## WORK INSTRUCTIONS
Output, please, every line from the line that holds "Type out the text in this image." to the end, exactly as written.

## DATA SHOWN
»»

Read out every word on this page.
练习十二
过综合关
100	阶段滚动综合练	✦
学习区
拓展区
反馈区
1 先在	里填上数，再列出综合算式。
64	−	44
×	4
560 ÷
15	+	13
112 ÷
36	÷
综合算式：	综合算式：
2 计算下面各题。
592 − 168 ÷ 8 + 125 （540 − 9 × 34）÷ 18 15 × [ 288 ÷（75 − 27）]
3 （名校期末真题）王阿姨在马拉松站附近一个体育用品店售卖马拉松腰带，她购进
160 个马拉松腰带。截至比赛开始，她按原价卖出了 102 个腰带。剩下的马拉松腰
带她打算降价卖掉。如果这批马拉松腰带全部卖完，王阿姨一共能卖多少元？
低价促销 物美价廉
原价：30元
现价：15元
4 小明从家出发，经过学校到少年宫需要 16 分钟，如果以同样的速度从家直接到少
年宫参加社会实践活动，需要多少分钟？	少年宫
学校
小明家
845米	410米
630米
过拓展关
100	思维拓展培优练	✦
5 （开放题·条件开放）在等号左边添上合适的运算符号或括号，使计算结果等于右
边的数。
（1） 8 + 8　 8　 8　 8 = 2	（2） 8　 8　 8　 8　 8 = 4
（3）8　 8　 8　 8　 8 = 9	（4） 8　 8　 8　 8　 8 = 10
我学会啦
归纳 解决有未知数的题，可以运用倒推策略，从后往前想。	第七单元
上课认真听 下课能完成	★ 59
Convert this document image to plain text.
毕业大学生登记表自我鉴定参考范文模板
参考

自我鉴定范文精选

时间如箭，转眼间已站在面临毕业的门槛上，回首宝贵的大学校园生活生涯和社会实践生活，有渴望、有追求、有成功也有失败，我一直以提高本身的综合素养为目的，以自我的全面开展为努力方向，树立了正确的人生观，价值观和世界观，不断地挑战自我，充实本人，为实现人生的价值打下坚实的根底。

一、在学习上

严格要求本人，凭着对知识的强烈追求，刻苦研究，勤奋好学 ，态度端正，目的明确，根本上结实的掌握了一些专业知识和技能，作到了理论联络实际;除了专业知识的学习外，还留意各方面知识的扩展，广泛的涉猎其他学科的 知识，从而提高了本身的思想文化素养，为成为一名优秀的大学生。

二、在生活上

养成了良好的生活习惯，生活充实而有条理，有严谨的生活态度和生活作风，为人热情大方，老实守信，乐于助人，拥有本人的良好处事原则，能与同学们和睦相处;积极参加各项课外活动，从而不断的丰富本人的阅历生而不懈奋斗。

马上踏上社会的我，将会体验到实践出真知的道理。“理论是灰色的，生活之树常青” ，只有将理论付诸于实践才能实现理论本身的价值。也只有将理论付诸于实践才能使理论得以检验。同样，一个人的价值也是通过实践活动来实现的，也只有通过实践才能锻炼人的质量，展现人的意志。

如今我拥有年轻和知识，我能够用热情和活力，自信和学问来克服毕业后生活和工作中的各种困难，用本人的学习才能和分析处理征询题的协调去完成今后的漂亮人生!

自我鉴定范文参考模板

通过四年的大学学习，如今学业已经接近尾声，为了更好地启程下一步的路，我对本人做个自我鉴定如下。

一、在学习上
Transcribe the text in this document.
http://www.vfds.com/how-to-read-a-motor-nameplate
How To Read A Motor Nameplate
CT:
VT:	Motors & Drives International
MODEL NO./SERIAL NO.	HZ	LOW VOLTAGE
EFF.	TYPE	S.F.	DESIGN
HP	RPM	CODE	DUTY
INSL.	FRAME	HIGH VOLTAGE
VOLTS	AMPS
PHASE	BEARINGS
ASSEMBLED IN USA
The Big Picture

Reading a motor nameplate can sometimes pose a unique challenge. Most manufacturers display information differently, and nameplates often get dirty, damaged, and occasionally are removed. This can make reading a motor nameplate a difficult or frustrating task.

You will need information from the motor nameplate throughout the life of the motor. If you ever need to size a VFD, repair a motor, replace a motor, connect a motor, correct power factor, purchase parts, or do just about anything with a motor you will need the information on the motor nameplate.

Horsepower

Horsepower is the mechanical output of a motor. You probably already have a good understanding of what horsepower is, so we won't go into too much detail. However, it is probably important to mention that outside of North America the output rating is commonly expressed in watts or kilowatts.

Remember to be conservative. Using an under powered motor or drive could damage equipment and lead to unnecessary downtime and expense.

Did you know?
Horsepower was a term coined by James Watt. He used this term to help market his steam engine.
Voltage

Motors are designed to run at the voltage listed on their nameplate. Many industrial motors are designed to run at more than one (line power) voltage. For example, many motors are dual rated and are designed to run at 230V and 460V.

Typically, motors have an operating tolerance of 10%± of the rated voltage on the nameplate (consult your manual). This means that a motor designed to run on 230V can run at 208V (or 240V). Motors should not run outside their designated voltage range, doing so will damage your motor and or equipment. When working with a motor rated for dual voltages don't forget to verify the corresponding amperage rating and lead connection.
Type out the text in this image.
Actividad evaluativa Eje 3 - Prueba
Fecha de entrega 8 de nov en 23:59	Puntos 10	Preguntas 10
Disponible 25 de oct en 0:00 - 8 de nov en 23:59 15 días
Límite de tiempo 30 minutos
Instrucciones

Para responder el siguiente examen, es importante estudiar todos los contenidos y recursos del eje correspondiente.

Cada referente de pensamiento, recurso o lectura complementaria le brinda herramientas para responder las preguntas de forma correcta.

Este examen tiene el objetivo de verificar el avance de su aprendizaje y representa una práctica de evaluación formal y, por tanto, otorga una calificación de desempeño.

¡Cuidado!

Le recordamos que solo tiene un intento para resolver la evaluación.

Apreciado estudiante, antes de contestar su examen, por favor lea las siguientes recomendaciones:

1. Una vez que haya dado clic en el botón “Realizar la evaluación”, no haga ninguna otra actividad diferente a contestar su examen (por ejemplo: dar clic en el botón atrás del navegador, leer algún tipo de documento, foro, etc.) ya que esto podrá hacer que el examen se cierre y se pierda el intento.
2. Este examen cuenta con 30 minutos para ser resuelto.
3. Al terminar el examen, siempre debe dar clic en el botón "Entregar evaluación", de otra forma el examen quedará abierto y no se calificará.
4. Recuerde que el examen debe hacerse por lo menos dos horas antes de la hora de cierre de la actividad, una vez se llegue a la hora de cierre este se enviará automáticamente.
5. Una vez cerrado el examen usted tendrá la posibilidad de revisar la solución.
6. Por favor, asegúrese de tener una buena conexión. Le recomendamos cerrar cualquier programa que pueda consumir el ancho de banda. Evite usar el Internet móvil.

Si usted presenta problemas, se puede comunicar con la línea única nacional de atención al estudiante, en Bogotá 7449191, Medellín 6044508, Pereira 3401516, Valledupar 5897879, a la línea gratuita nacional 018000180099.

««

## EXPECTED ANSWER
Type out the text in this image.
Actividad evaluativa Eje 3 - Prueba
Fecha de entrega 8 de nov en 23:59	Puntos 10	Preguntas 10
Disponible 25 de oct en 0:00 - 8 de nov en 23:59 15 días
Límite de tiempo 30 minutos
Instrucciones

Para responder el siguiente examen, es importante estudiar todos los contenidos y recursos del eje correspondiente.

Cada referente de pensamiento, recurso o lectura complementaria le brinda herramientas para responder las preguntas de forma correcta.

Este examen tiene el objetivo de verificar el avance de su aprendizaje y representa una práctica de evaluación formal y, por tanto, otorga una calificación de desempeño.

¡Cuidado!

Le recordamos que solo tiene un intento para resolver la evaluación.

Apreciado estudiante, antes de contestar su examen, por favor lea las siguientes recomendaciones:

1. Una vez que haya dado clic en el botón “Realizar la evaluación”, no haga ninguna otra actividad diferente a contestar su examen (por ejemplo: dar clic en el botón atrás del navegador, leer algún tipo de documento, foro, etc.) ya que esto podrá hacer que el examen se cierre y se pierda el intento.
2. Este examen cuenta con 30 minutos para ser resuelto.
3. Al terminar el examen, siempre debe dar clic en el botón "Entregar evaluación", de otra forma el examen quedará abierto y no se calificará.
4. Recuerde que el examen debe hacerse por lo menos dos horas antes de la hora de cierre de la actividad, una vez se llegue a la hora de cierre este se enviará automáticamente.
5. Una vez cerrado el examen usted tendrá la posibilidad de revisar la solución.
6. Por favor, asegúrese de tener una buena conexión. Le recomendamos cerrar cualquier programa que pueda consumir el ancho de banda. Evite usar el Internet móvil.

Si usted presenta problemas, se puede comunicar con la línea única nacional de atención al estudiante, en Bogotá 7449191, Medellín 6044508, Pereira 3401516, Valledupar 5897879, a la línea gratuita nacional 018000180099.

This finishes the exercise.